Stated task ->
What follows is a set of records; restate each one word for word and drop the pictures.

(Records that describe figures)
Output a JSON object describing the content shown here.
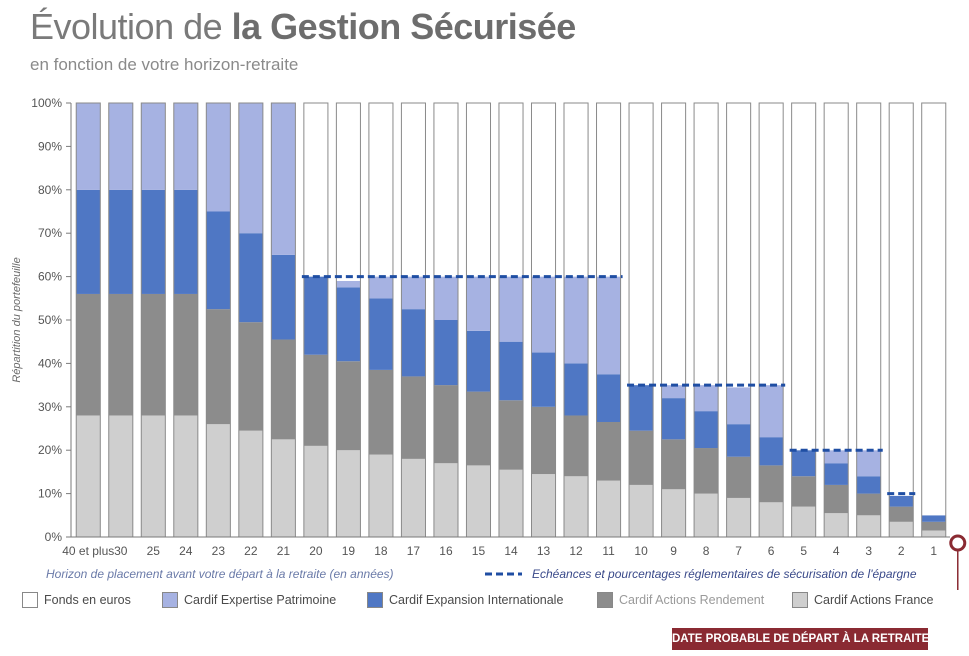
{
  "title_part1": "Évolution de ",
  "title_part2": "la Gestion Sécurisée",
  "subtitle": "en fonction de votre horizon-retraite",
  "badge": "DATE PROBABLE DE DÉPART À LA RETRAITE",
  "reference_line_label": "Echéances et pourcentages réglementaires de sécurisation de l'épargne",
  "colors": {
    "fonds_euros": "#ffffff",
    "expertise": "#a6b2e2",
    "expansion": "#4f77c4",
    "rendement": "#8c8c8c",
    "france": "#cfcfcf",
    "reference_line": "#1f4ea3",
    "badge": "#8a2a32"
  },
  "chart_data": {
    "type": "bar",
    "stacked": true,
    "ylabel": "Répartition du portefeuille",
    "xlabel": "Horizon de placement avant votre départ à la retraite (en années)",
    "ylim": [
      0,
      100
    ],
    "yticks": [
      "0%",
      "10%",
      "20%",
      "30%",
      "40%",
      "50%",
      "60%",
      "70%",
      "80%",
      "90%",
      "100%"
    ],
    "categories": [
      "40 et plus",
      "30",
      "25",
      "24",
      "23",
      "22",
      "21",
      "20",
      "19",
      "18",
      "17",
      "16",
      "15",
      "14",
      "13",
      "12",
      "11",
      "10",
      "9",
      "8",
      "7",
      "6",
      "5",
      "4",
      "3",
      "2",
      "1"
    ],
    "series": [
      {
        "name": "Cardif Actions France",
        "values": [
          28,
          28,
          28,
          28,
          26,
          24.5,
          22.5,
          21,
          20,
          19,
          18,
          17,
          16.5,
          15.5,
          14.5,
          14,
          13,
          12,
          11,
          10,
          9,
          8,
          7,
          5.5,
          5,
          3.5,
          1.5
        ]
      },
      {
        "name": "Cardif Actions Rendement",
        "values": [
          28,
          28,
          28,
          28,
          26.5,
          25,
          23,
          21,
          20.5,
          19.5,
          19,
          18,
          17,
          16,
          15.5,
          14,
          13.5,
          12.5,
          11.5,
          10.5,
          9.5,
          8.5,
          7,
          6.5,
          5,
          3.5,
          2
        ]
      },
      {
        "name": "Cardif Expansion Internationale",
        "values": [
          24,
          24,
          24,
          24,
          22.5,
          20.5,
          19.5,
          18,
          17,
          16.5,
          15.5,
          15,
          14,
          13.5,
          12.5,
          12,
          11,
          10.5,
          9.5,
          8.5,
          7.5,
          6.5,
          6,
          5,
          4,
          2.5,
          1.5
        ]
      },
      {
        "name": "Cardif Expertise Patrimoine",
        "values": [
          20,
          20,
          20,
          20,
          25,
          30,
          35,
          0,
          1.5,
          5,
          7.5,
          10,
          12.5,
          15,
          17.5,
          20,
          22.5,
          0,
          3,
          6,
          8.5,
          12,
          0,
          3,
          6,
          0,
          0
        ]
      },
      {
        "name": "Fonds en euros",
        "values": [
          0,
          0,
          0,
          0,
          0,
          0,
          0,
          40,
          41,
          40,
          40,
          40,
          40,
          40,
          40,
          40,
          40,
          65,
          65,
          65,
          65,
          65,
          80,
          80,
          80,
          90,
          95
        ]
      }
    ],
    "reference_lines": [
      {
        "from": "20",
        "to": "11",
        "value": 60
      },
      {
        "from": "10",
        "to": "6",
        "value": 35
      },
      {
        "from": "5",
        "to": "3",
        "value": 20
      },
      {
        "from": "2",
        "to": "2",
        "value": 10
      }
    ],
    "legend": [
      "Fonds en euros",
      "Cardif Expertise Patrimoine",
      "Cardif Expansion Internationale",
      "Cardif Actions Rendement",
      "Cardif Actions France"
    ]
  }
}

Output of the task ->
Output a JSON object describing the content shown here.
{
  "title_part1": "Évolution de ",
  "title_part2": "la Gestion Sécurisée",
  "subtitle": "en fonction de votre horizon-retraite",
  "badge": "DATE PROBABLE DE DÉPART À LA RETRAITE",
  "reference_line_label": "Echéances et pourcentages réglementaires de sécurisation de l'épargne",
  "colors": {
    "fonds_euros": "#ffffff",
    "expertise": "#a6b2e2",
    "expansion": "#4f77c4",
    "rendement": "#8c8c8c",
    "france": "#cfcfcf",
    "reference_line": "#1f4ea3",
    "badge": "#8a2a32"
  },
  "chart_data": {
    "type": "bar",
    "stacked": true,
    "ylabel": "Répartition du portefeuille",
    "xlabel": "Horizon de placement avant votre départ à la retraite (en années)",
    "ylim": [
      0,
      100
    ],
    "yticks": [
      "0%",
      "10%",
      "20%",
      "30%",
      "40%",
      "50%",
      "60%",
      "70%",
      "80%",
      "90%",
      "100%"
    ],
    "categories": [
      "40 et plus",
      "30",
      "25",
      "24",
      "23",
      "22",
      "21",
      "20",
      "19",
      "18",
      "17",
      "16",
      "15",
      "14",
      "13",
      "12",
      "11",
      "10",
      "9",
      "8",
      "7",
      "6",
      "5",
      "4",
      "3",
      "2",
      "1"
    ],
    "series": [
      {
        "name": "Cardif Actions France",
        "values": [
          28,
          28,
          28,
          28,
          26,
          24.5,
          22.5,
          21,
          20,
          19,
          18,
          17,
          16.5,
          15.5,
          14.5,
          14,
          13,
          12,
          11,
          10,
          9,
          8,
          7,
          5.5,
          5,
          3.5,
          1.5
        ]
      },
      {
        "name": "Cardif Actions Rendement",
        "values": [
          28,
          28,
          28,
          28,
          26.5,
          25,
          23,
          21,
          20.5,
          19.5,
          19,
          18,
          17,
          16,
          15.5,
          14,
          13.5,
          12.5,
          11.5,
          10.5,
          9.5,
          8.5,
          7,
          6.5,
          5,
          3.5,
          2
        ]
      },
      {
        "name": "Cardif Expansion Internationale",
        "values": [
          24,
          24,
          24,
          24,
          22.5,
          20.5,
          19.5,
          18,
          17,
          16.5,
          15.5,
          15,
          14,
          13.5,
          12.5,
          12,
          11,
          10.5,
          9.5,
          8.5,
          7.5,
          6.5,
          6,
          5,
          4,
          2.5,
          1.5
        ]
      },
      {
        "name": "Cardif Expertise Patrimoine",
        "values": [
          20,
          20,
          20,
          20,
          25,
          30,
          35,
          0,
          1.5,
          5,
          7.5,
          10,
          12.5,
          15,
          17.5,
          20,
          22.5,
          0,
          3,
          6,
          8.5,
          12,
          0,
          3,
          6,
          0,
          0
        ]
      },
      {
        "name": "Fonds en euros",
        "values": [
          0,
          0,
          0,
          0,
          0,
          0,
          0,
          40,
          41,
          40,
          40,
          40,
          40,
          40,
          40,
          40,
          40,
          65,
          65,
          65,
          65,
          65,
          80,
          80,
          80,
          90,
          95
        ]
      }
    ],
    "reference_lines": [
      {
        "from": "20",
        "to": "11",
        "value": 60
      },
      {
        "from": "10",
        "to": "6",
        "value": 35
      },
      {
        "from": "5",
        "to": "3",
        "value": 20
      },
      {
        "from": "2",
        "to": "2",
        "value": 10
      }
    ],
    "legend": [
      "Fonds en euros",
      "Cardif Expertise Patrimoine",
      "Cardif Expansion Internationale",
      "Cardif Actions Rendement",
      "Cardif Actions France"
    ]
  }
}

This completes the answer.